## Extracted data
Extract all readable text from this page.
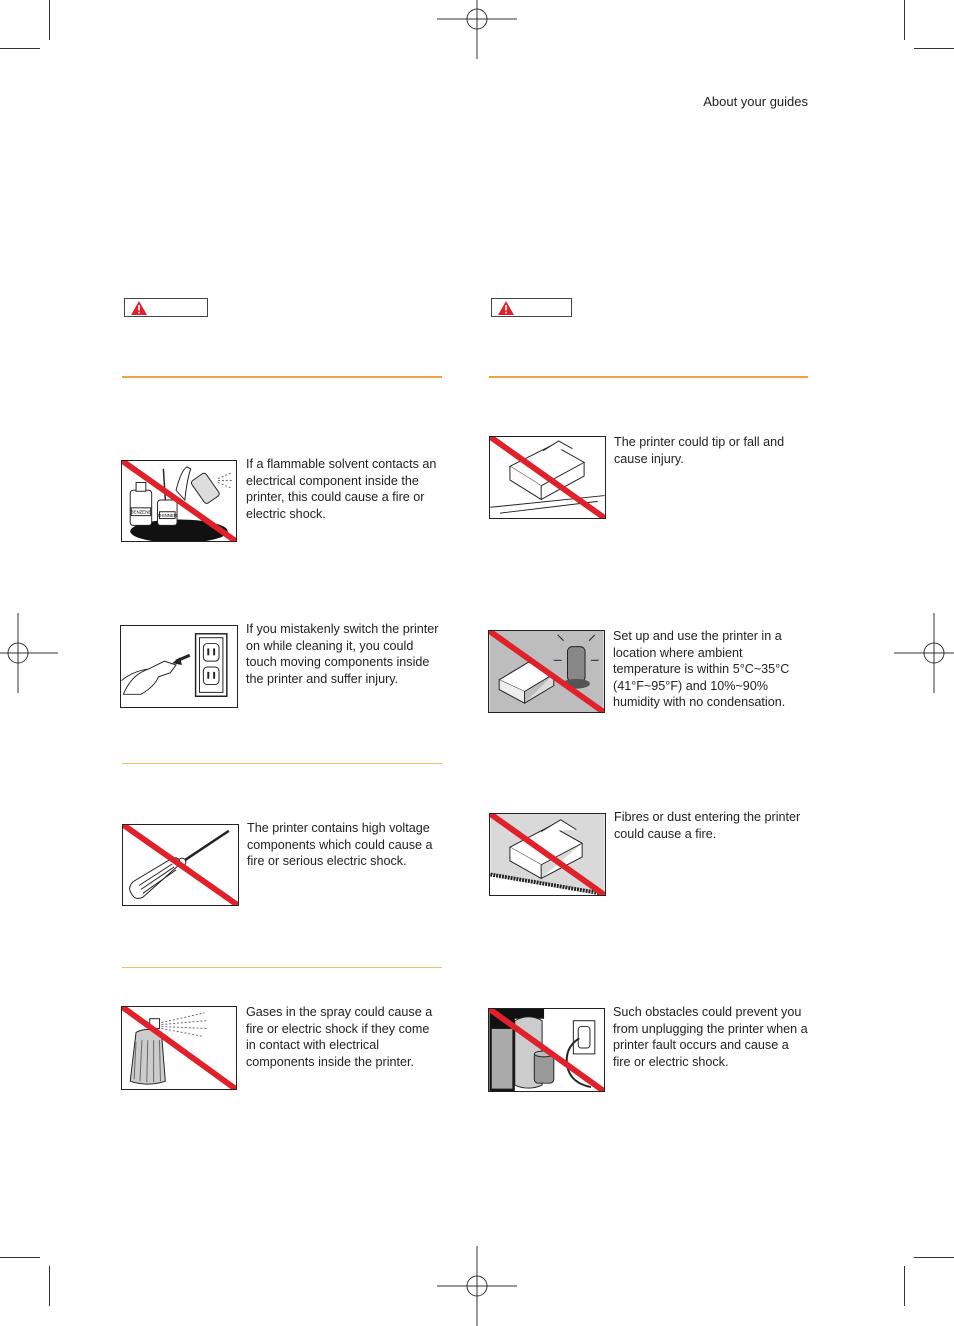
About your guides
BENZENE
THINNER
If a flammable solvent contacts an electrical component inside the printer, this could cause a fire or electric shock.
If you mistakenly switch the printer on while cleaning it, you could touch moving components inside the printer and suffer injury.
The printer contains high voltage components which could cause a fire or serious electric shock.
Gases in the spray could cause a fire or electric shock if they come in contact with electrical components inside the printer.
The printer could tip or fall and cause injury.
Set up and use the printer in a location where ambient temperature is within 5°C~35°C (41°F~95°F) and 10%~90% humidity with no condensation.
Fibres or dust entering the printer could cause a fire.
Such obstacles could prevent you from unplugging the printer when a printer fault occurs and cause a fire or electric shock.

## Given problem
From the data, pick out every line that includes "printer".

## Solution for this problem
If a flammable solvent contacts an electrical component inside the printer, this could cause a fire or electric shock.
If you mistakenly switch the printer on while cleaning it, you could touch moving components inside the printer and suffer injury.
The printer contains high voltage components which could cause a fire or serious electric shock.
Gases in the spray could cause a fire or electric shock if they come in contact with electrical components inside the printer.
The printer could tip or fall and cause injury.
Set up and use the printer in a location where ambient temperature is within 5°C~35°C (41°F~95°F) and 10%~90% humidity with no condensation.
Fibres or dust entering the printer could cause a fire.
Such obstacles could prevent you from unplugging the printer when a printer fault occurs and cause a fire or electric shock.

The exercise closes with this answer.